Which lines of the material below contain the string "pair"? Filter them out and copy each one.
— begin Supplied data —
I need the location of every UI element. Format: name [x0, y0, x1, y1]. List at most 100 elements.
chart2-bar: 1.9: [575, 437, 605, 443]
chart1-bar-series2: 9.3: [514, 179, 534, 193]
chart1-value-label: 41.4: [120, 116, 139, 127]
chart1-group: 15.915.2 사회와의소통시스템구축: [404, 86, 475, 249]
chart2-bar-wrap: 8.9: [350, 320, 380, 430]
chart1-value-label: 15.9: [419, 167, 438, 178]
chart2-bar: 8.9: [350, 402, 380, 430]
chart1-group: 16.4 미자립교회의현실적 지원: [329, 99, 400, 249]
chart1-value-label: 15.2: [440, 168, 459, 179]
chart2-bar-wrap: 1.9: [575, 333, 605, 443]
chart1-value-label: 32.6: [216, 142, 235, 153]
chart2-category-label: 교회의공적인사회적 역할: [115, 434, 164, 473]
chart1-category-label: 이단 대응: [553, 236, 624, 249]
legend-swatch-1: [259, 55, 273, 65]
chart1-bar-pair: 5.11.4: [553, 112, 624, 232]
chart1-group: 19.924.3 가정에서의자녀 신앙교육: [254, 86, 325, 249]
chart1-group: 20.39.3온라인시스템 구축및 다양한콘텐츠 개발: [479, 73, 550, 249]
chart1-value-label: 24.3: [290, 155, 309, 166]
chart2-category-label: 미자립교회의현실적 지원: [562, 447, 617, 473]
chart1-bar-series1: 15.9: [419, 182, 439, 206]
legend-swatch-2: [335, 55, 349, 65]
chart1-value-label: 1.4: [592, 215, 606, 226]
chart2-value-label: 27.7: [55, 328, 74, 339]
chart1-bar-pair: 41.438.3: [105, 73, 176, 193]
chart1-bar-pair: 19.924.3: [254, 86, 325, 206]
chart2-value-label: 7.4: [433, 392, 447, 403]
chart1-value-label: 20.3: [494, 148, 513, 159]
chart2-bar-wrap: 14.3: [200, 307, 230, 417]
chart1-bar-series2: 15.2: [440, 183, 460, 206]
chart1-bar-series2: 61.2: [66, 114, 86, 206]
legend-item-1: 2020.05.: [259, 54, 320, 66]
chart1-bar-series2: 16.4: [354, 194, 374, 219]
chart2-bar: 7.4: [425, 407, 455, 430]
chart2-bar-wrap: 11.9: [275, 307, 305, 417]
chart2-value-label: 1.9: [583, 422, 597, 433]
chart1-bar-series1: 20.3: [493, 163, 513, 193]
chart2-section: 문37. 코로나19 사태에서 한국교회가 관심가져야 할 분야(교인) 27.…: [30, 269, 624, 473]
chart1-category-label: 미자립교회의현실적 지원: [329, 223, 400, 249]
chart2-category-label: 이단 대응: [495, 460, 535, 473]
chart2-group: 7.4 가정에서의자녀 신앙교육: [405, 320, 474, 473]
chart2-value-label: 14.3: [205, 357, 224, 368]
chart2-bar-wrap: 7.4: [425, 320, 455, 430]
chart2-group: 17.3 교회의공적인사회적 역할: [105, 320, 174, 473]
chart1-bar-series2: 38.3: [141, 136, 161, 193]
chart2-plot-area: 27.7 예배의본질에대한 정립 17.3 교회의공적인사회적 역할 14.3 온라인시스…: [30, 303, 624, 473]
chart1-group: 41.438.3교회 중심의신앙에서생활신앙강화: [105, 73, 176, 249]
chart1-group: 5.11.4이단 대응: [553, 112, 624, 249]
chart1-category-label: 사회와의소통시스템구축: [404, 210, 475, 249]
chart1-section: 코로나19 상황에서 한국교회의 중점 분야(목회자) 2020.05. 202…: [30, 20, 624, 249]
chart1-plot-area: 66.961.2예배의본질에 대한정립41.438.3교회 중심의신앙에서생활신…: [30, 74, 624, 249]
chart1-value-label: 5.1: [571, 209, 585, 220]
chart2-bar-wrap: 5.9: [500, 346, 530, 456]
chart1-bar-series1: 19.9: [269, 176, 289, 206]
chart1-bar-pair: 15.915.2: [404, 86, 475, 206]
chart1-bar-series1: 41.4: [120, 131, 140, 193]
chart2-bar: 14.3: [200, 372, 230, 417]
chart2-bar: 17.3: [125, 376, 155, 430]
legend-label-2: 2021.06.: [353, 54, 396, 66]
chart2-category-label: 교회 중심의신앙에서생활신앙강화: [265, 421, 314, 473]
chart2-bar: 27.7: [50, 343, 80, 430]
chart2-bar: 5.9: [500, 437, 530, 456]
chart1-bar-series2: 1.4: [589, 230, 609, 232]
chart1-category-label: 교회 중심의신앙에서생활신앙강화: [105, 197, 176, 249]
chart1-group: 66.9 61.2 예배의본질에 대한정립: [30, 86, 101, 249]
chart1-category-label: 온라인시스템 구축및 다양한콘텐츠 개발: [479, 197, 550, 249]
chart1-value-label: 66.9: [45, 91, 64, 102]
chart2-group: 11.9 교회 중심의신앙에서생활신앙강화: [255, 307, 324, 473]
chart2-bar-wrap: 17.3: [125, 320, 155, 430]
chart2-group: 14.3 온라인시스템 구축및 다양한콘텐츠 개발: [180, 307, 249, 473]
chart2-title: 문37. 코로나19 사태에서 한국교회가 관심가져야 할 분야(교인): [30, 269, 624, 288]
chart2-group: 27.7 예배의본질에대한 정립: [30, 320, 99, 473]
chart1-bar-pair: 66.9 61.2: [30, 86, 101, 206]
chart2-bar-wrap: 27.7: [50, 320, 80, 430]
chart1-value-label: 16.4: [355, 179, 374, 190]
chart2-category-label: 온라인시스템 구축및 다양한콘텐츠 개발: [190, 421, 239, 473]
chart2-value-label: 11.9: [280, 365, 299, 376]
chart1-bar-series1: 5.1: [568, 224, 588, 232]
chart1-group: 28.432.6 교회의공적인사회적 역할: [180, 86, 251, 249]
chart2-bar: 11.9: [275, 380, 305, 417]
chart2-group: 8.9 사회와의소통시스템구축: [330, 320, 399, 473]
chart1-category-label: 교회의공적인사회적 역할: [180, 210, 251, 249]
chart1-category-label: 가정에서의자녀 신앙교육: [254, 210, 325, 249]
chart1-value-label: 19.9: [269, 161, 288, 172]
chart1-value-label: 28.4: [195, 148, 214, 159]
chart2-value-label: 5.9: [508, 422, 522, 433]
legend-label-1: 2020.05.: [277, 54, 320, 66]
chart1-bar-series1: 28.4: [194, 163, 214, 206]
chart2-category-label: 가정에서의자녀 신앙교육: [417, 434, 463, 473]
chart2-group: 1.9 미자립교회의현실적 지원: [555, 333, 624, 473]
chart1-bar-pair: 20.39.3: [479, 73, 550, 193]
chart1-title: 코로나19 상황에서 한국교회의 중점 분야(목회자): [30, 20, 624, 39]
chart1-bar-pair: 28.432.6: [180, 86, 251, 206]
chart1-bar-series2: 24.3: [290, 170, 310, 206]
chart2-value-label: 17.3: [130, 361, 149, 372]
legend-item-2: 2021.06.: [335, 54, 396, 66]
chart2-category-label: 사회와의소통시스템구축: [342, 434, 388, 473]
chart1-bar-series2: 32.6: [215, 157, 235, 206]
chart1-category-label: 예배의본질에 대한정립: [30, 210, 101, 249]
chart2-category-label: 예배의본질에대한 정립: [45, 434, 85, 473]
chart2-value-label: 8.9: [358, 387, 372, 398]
— end Supplied data —
- [Exercise answer]
chart1-bar-pair: 5.11.4: [553, 112, 624, 232]
chart1-bar-pair: 41.438.3: [105, 73, 176, 193]
chart1-bar-pair: 19.924.3: [254, 86, 325, 206]
chart1-bar-pair: 15.915.2: [404, 86, 475, 206]
chart1-bar-pair: 66.9 61.2: [30, 86, 101, 206]
chart1-bar-pair: 20.39.3: [479, 73, 550, 193]
chart1-bar-pair: 28.432.6: [180, 86, 251, 206]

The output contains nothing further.